* [Exercise objective]
Write out all of the entries exactly, please.

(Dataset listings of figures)
# # # # # # #

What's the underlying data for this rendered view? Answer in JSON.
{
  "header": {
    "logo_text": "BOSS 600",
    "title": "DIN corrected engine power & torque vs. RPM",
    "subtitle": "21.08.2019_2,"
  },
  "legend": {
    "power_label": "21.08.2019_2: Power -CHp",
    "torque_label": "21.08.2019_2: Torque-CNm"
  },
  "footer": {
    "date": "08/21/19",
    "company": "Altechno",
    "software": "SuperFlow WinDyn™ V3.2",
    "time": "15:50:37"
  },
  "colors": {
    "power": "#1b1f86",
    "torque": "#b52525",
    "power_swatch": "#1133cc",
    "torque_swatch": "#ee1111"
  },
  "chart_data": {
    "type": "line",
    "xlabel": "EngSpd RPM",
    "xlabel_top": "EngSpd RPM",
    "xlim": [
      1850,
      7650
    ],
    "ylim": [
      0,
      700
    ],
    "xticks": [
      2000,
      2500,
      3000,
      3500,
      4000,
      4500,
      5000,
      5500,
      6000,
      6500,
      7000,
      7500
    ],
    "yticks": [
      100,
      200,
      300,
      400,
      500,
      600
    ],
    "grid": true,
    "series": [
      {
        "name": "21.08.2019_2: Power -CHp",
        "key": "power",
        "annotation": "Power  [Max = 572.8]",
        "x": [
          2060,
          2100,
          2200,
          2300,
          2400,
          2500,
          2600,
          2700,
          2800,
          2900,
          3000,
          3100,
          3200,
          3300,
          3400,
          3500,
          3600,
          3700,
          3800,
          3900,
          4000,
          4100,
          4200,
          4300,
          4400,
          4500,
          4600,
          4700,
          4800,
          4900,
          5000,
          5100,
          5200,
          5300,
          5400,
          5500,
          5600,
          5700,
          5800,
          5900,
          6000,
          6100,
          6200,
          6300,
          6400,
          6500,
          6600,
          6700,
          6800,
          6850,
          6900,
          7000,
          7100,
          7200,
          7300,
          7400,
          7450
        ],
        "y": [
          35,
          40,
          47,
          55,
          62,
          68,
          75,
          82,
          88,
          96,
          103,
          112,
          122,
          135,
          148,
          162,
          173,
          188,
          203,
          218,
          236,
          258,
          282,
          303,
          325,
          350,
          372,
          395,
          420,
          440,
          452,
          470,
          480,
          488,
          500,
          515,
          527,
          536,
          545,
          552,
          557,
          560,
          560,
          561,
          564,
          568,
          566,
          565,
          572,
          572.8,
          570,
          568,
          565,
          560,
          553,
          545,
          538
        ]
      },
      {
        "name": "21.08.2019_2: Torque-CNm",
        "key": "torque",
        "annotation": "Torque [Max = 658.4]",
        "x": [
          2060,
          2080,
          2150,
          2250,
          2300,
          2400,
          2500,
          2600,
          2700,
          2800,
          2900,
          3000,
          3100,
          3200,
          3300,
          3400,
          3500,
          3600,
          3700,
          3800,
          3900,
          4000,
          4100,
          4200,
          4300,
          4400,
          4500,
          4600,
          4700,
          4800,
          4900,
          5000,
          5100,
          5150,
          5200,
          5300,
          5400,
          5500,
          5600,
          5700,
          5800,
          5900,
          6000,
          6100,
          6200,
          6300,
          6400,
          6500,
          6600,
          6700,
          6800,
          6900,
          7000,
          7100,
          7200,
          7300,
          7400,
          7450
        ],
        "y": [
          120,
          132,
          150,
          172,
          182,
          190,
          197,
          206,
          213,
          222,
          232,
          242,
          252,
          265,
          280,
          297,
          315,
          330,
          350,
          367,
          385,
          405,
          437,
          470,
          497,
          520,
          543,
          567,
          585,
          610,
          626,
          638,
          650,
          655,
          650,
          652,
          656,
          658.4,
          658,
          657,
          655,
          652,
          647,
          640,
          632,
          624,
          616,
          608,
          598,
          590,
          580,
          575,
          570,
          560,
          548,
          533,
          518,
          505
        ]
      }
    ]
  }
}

# # # # # # #

* [Solution]
What's the underlying data for this rendered view? Answer in JSON.
{
  "header": {
    "logo_text": "BOSS 600",
    "title": "DIN corrected engine power & torque vs. RPM",
    "subtitle": "21.08.2019_2,"
  },
  "legend": {
    "power_label": "21.08.2019_2: Power -CHp",
    "torque_label": "21.08.2019_2: Torque-CNm"
  },
  "footer": {
    "date": "08/21/19",
    "company": "Altechno",
    "software": "SuperFlow WinDyn™ V3.2",
    "time": "15:50:37"
  },
  "colors": {
    "power": "#1b1f86",
    "torque": "#b52525",
    "power_swatch": "#1133cc",
    "torque_swatch": "#ee1111"
  },
  "chart_data": {
    "type": "line",
    "xlabel": "EngSpd RPM",
    "xlabel_top": "EngSpd RPM",
    "xlim": [
      1850,
      7650
    ],
    "ylim": [
      0,
      700
    ],
    "xticks": [
      2000,
      2500,
      3000,
      3500,
      4000,
      4500,
      5000,
      5500,
      6000,
      6500,
      7000,
      7500
    ],
    "yticks": [
      100,
      200,
      300,
      400,
      500,
      600
    ],
    "grid": true,
    "series": [
      {
        "name": "21.08.2019_2: Power -CHp",
        "key": "power",
        "annotation": "Power  [Max = 572.8]",
        "x": [
          2060,
          2100,
          2200,
          2300,
          2400,
          2500,
          2600,
          2700,
          2800,
          2900,
          3000,
          3100,
          3200,
          3300,
          3400,
          3500,
          3600,
          3700,
          3800,
          3900,
          4000,
          4100,
          4200,
          4300,
          4400,
          4500,
          4600,
          4700,
          4800,
          4900,
          5000,
          5100,
          5200,
          5300,
          5400,
          5500,
          5600,
          5700,
          5800,
          5900,
          6000,
          6100,
          6200,
          6300,
          6400,
          6500,
          6600,
          6700,
          6800,
          6850,
          6900,
          7000,
          7100,
          7200,
          7300,
          7400,
          7450
        ],
        "y": [
          35,
          40,
          47,
          55,
          62,
          68,
          75,
          82,
          88,
          96,
          103,
          112,
          122,
          135,
          148,
          162,
          173,
          188,
          203,
          218,
          236,
          258,
          282,
          303,
          325,
          350,
          372,
          395,
          420,
          440,
          452,
          470,
          480,
          488,
          500,
          515,
          527,
          536,
          545,
          552,
          557,
          560,
          560,
          561,
          564,
          568,
          566,
          565,
          572,
          572.8,
          570,
          568,
          565,
          560,
          553,
          545,
          538
        ]
      },
      {
        "name": "21.08.2019_2: Torque-CNm",
        "key": "torque",
        "annotation": "Torque [Max = 658.4]",
        "x": [
          2060,
          2080,
          2150,
          2250,
          2300,
          2400,
          2500,
          2600,
          2700,
          2800,
          2900,
          3000,
          3100,
          3200,
          3300,
          3400,
          3500,
          3600,
          3700,
          3800,
          3900,
          4000,
          4100,
          4200,
          4300,
          4400,
          4500,
          4600,
          4700,
          4800,
          4900,
          5000,
          5100,
          5150,
          5200,
          5300,
          5400,
          5500,
          5600,
          5700,
          5800,
          5900,
          6000,
          6100,
          6200,
          6300,
          6400,
          6500,
          6600,
          6700,
          6800,
          6900,
          7000,
          7100,
          7200,
          7300,
          7400,
          7450
        ],
        "y": [
          120,
          132,
          150,
          172,
          182,
          190,
          197,
          206,
          213,
          222,
          232,
          242,
          252,
          265,
          280,
          297,
          315,
          330,
          350,
          367,
          385,
          405,
          437,
          470,
          497,
          520,
          543,
          567,
          585,
          610,
          626,
          638,
          650,
          655,
          650,
          652,
          656,
          658.4,
          658,
          657,
          655,
          652,
          647,
          640,
          632,
          624,
          616,
          608,
          598,
          590,
          580,
          575,
          570,
          560,
          548,
          533,
          518,
          505
        ]
      }
    ]
  }
}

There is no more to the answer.